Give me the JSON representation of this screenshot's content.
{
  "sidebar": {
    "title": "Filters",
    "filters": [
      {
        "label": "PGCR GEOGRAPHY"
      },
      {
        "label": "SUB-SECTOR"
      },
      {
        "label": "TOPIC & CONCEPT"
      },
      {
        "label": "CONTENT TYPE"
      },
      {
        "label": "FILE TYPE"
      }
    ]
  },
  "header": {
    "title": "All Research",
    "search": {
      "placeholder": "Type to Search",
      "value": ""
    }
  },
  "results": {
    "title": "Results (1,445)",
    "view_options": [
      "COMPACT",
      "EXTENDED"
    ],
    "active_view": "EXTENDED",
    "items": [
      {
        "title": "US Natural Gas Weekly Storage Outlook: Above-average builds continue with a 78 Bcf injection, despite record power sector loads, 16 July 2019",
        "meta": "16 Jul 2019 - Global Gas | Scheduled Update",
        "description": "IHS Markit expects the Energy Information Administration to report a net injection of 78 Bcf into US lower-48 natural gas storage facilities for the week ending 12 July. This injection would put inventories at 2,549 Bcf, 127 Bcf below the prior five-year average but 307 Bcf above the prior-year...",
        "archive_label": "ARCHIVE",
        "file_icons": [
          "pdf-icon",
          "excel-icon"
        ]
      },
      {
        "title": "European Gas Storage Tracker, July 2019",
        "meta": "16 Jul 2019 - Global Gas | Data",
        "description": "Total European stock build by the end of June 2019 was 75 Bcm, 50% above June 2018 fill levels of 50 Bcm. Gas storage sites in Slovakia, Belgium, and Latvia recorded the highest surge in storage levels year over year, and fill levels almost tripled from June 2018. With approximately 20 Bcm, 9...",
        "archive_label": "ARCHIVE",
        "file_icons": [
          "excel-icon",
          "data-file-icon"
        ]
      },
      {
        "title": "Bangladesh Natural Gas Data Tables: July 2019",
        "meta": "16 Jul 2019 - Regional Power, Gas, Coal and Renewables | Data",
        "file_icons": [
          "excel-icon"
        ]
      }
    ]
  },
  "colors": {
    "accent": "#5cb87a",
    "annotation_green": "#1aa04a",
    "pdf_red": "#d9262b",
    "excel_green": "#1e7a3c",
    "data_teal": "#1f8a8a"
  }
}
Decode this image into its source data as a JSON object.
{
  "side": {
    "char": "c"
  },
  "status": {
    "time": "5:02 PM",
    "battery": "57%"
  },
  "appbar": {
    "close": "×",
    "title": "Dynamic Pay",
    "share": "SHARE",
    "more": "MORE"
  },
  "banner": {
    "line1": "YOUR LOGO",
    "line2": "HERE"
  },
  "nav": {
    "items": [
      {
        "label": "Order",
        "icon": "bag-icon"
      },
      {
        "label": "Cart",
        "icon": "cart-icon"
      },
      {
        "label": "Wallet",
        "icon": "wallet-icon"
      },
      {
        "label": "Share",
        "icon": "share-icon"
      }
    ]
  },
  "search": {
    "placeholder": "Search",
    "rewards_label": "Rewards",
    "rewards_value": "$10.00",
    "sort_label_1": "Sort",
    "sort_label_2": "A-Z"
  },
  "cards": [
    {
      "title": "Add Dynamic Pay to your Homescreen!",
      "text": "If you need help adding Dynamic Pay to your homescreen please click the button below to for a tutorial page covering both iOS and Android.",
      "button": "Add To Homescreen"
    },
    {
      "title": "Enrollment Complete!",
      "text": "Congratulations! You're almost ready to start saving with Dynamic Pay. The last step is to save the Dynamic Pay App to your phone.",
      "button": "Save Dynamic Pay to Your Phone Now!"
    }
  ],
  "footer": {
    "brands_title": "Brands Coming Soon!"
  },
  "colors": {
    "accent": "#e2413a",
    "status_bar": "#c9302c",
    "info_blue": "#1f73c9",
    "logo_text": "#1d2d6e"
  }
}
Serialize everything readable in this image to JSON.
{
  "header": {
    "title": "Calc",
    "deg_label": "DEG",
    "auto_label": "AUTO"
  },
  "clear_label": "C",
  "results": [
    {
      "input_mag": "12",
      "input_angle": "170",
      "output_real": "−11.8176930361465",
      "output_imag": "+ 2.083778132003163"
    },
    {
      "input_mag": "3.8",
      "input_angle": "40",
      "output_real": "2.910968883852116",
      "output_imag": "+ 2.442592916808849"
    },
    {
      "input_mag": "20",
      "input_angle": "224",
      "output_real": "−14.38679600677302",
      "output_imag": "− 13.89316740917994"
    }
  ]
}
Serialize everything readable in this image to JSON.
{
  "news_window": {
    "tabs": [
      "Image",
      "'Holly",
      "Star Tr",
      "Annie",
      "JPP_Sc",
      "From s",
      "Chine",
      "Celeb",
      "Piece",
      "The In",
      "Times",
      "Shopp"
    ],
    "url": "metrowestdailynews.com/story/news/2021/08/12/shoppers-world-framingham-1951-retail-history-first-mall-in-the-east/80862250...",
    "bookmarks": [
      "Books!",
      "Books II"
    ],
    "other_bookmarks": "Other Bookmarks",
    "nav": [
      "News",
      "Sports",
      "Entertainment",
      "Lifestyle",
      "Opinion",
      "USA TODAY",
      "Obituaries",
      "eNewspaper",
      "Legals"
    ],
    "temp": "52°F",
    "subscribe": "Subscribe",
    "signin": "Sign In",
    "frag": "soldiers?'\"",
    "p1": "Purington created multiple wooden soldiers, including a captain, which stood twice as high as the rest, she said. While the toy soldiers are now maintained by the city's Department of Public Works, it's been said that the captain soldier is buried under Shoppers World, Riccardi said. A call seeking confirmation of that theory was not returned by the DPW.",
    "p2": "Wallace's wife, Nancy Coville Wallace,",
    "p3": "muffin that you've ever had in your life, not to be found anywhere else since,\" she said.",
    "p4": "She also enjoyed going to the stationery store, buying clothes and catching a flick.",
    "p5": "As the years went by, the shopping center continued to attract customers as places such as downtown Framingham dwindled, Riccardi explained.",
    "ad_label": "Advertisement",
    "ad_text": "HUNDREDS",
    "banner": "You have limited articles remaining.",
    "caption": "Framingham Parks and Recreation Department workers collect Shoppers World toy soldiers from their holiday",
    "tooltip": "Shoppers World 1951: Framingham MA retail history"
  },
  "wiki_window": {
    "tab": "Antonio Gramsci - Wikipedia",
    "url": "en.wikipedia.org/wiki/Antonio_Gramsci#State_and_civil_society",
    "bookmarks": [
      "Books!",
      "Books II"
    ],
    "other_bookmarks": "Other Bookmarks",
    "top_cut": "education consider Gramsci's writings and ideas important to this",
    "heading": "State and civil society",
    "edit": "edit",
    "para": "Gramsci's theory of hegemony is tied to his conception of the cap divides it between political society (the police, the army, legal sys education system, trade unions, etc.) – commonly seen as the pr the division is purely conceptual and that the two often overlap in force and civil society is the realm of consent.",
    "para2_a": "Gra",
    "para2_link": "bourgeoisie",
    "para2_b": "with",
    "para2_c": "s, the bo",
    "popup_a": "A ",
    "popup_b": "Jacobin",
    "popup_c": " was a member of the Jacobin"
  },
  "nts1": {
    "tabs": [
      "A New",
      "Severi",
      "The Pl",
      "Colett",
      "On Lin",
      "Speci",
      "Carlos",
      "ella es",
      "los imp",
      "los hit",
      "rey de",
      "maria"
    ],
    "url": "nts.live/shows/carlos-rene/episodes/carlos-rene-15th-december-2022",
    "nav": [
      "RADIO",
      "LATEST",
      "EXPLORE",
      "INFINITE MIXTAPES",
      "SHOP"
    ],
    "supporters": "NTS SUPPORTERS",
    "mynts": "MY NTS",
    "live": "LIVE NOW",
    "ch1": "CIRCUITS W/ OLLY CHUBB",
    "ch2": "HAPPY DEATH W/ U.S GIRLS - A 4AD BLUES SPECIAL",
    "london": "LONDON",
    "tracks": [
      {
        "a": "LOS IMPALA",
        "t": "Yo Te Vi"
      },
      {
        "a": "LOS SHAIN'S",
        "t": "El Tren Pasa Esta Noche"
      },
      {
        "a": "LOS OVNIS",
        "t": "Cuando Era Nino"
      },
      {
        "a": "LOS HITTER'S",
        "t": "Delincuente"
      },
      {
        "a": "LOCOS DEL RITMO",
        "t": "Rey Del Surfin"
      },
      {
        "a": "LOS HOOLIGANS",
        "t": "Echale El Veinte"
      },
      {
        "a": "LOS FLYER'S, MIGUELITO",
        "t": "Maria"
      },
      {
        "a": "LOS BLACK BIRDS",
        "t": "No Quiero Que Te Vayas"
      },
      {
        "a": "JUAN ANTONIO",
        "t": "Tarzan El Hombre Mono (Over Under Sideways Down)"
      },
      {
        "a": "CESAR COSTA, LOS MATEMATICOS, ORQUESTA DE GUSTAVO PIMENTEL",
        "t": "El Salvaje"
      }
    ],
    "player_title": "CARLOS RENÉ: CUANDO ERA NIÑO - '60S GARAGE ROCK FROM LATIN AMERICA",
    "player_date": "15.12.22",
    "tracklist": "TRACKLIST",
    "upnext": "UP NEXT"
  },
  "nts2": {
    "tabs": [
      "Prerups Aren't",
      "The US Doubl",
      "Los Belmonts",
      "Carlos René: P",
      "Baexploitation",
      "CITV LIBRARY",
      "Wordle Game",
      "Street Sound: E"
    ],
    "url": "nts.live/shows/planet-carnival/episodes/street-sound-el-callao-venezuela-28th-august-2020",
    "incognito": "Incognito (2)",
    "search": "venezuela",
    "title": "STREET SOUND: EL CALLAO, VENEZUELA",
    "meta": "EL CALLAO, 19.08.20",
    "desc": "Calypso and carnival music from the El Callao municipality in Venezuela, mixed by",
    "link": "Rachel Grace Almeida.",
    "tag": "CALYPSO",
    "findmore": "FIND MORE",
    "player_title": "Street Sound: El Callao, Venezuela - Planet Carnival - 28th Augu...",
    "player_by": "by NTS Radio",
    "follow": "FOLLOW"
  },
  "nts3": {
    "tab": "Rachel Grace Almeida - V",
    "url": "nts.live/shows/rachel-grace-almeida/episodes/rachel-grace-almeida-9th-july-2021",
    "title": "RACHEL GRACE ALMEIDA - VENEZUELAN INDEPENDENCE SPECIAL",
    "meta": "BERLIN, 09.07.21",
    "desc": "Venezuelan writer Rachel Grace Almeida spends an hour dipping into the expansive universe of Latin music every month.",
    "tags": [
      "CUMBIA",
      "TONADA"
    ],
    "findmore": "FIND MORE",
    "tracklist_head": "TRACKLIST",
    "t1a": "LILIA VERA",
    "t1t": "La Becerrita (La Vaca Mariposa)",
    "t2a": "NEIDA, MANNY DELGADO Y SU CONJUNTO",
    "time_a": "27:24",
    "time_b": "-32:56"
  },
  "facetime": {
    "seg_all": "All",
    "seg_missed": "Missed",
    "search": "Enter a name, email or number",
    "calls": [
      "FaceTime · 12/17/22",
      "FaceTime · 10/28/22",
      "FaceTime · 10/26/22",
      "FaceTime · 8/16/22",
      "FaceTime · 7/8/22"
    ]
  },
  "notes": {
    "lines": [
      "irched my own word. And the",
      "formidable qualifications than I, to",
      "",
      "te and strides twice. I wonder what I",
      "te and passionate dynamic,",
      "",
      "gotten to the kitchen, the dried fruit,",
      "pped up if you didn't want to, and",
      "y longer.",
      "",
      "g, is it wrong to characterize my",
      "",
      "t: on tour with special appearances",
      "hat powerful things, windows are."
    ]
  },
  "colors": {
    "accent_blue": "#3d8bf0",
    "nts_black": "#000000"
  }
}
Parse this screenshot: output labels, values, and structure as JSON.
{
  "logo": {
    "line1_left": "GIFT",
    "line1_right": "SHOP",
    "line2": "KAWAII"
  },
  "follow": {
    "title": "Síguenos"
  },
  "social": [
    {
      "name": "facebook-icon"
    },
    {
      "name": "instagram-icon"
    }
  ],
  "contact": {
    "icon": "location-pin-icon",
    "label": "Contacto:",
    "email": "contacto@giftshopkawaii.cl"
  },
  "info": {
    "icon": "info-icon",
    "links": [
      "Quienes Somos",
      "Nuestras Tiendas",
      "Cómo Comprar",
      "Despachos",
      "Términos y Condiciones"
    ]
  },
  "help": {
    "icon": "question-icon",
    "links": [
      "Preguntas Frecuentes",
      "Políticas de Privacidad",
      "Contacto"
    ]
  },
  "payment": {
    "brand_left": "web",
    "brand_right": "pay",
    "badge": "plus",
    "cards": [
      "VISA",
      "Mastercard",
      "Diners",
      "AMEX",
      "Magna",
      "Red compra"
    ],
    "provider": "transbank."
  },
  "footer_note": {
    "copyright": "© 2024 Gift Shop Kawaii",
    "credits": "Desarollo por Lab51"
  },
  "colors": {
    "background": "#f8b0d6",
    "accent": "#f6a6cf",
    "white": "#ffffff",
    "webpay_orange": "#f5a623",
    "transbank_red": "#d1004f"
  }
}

====

The task ::
Which lines include the word "live"? Copy every one of them.

Correct response ::
    "url": "nts.live/shows/carlos-rene/episodes/carlos-rene-15th-december-2022",
    "live": "LIVE NOW",
    "url": "nts.live/shows/planet-carnival/episodes/street-sound-el-callao-venezuela-28th-august-2020",
    "url": "nts.live/shows/rachel-grace-almeida/episodes/rachel-grace-almeida-9th-july-2021",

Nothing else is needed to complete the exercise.